[Stored data]
┄┄┄┄┄┄┄┄┄┄

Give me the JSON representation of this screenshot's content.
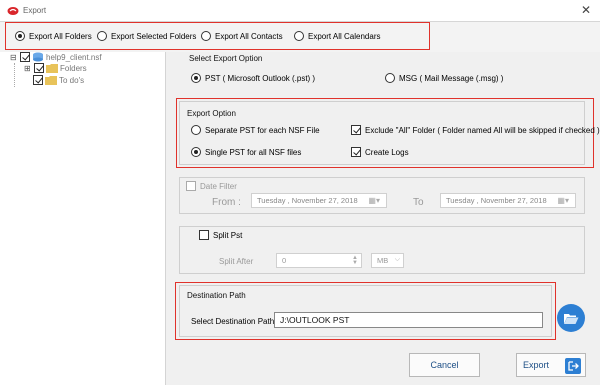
{
  "window": {
    "title": "Export",
    "close_glyph": "✕"
  },
  "export_scope": {
    "options": [
      {
        "label": "Export All Folders",
        "selected": true
      },
      {
        "label": "Export Selected Folders",
        "selected": false
      },
      {
        "label": "Export All Contacts",
        "selected": false
      },
      {
        "label": "Export All Calendars",
        "selected": false
      }
    ]
  },
  "tree": {
    "root": {
      "label": "help9_client.nsf",
      "checked": true
    },
    "children": [
      {
        "label": "Folders",
        "checked": true
      },
      {
        "label": "To do's",
        "checked": true
      }
    ]
  },
  "select_export_option": {
    "title": "Select Export Option",
    "pst_label": "PST ( Microsoft Outlook (.pst) )",
    "msg_label": "MSG ( Mail Message (.msg) )",
    "selected": "pst"
  },
  "export_option": {
    "title": "Export Option",
    "separate_label": "Separate PST for each NSF File",
    "single_label": "Single PST for all NSF files",
    "exclude_label": "Exclude \"All\" Folder ( Folder named All will be skipped if checked )",
    "create_logs_label": "Create Logs",
    "selected": "single",
    "exclude_checked": true,
    "create_logs_checked": true
  },
  "date_filter": {
    "label": "Date Filter",
    "from_label": "From :",
    "to_label": "To",
    "from_value": "Tuesday  ,  November 27, 2018",
    "to_value": "Tuesday  ,  November 27, 2018"
  },
  "split_pst": {
    "label": "Split Pst",
    "split_after_label": "Split After",
    "size_value": "0",
    "unit_value": "MB"
  },
  "destination": {
    "title": "Destination Path",
    "select_label": "Select Destination Path",
    "path_value": "J:\\OUTLOOK PST"
  },
  "buttons": {
    "cancel": "Cancel",
    "export": "Export"
  },
  "colors": {
    "highlight_red": "#e0322b",
    "button_text": "#1d4f86",
    "folder_blue": "#2d7fd3"
  },
  "icons": {
    "app": "app-logo-icon",
    "browse": "folder-open-icon",
    "export": "export-arrow-icon"
  }
}
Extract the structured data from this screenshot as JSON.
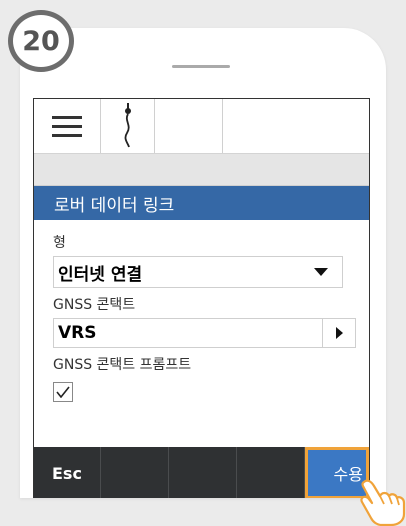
{
  "step_badge": "20",
  "screen": {
    "title": "로버 데이터 링크",
    "fields": {
      "type_label": "형",
      "type_value": "인터넷 연결",
      "contact_label": "GNSS 콘택트",
      "contact_value": "VRS",
      "prompt_label": "GNSS 콘택트 프롬프트",
      "prompt_checked": true
    },
    "buttons": {
      "esc": "Esc",
      "accept": "수용"
    }
  },
  "icons": {
    "menu": "hamburger-menu-icon",
    "rover": "rover-antenna-icon",
    "dropdown": "dropdown-triangle-icon",
    "picker": "right-arrow-icon",
    "check": "checkmark-icon",
    "pointer": "pointing-hand-icon"
  },
  "colors": {
    "title_bar": "#3568a6",
    "bottom_bar": "#2f3133",
    "accept_button": "#3b78c4",
    "highlight": "#f0a33a"
  }
}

┄┄┄┄┄┄┄┄┄┄

#### [WHAT YOU HAVE TO DO]
How many lines in these entries hold the string "November"? Answer with the number alone.

#### [EXERCISE ANSWER]
2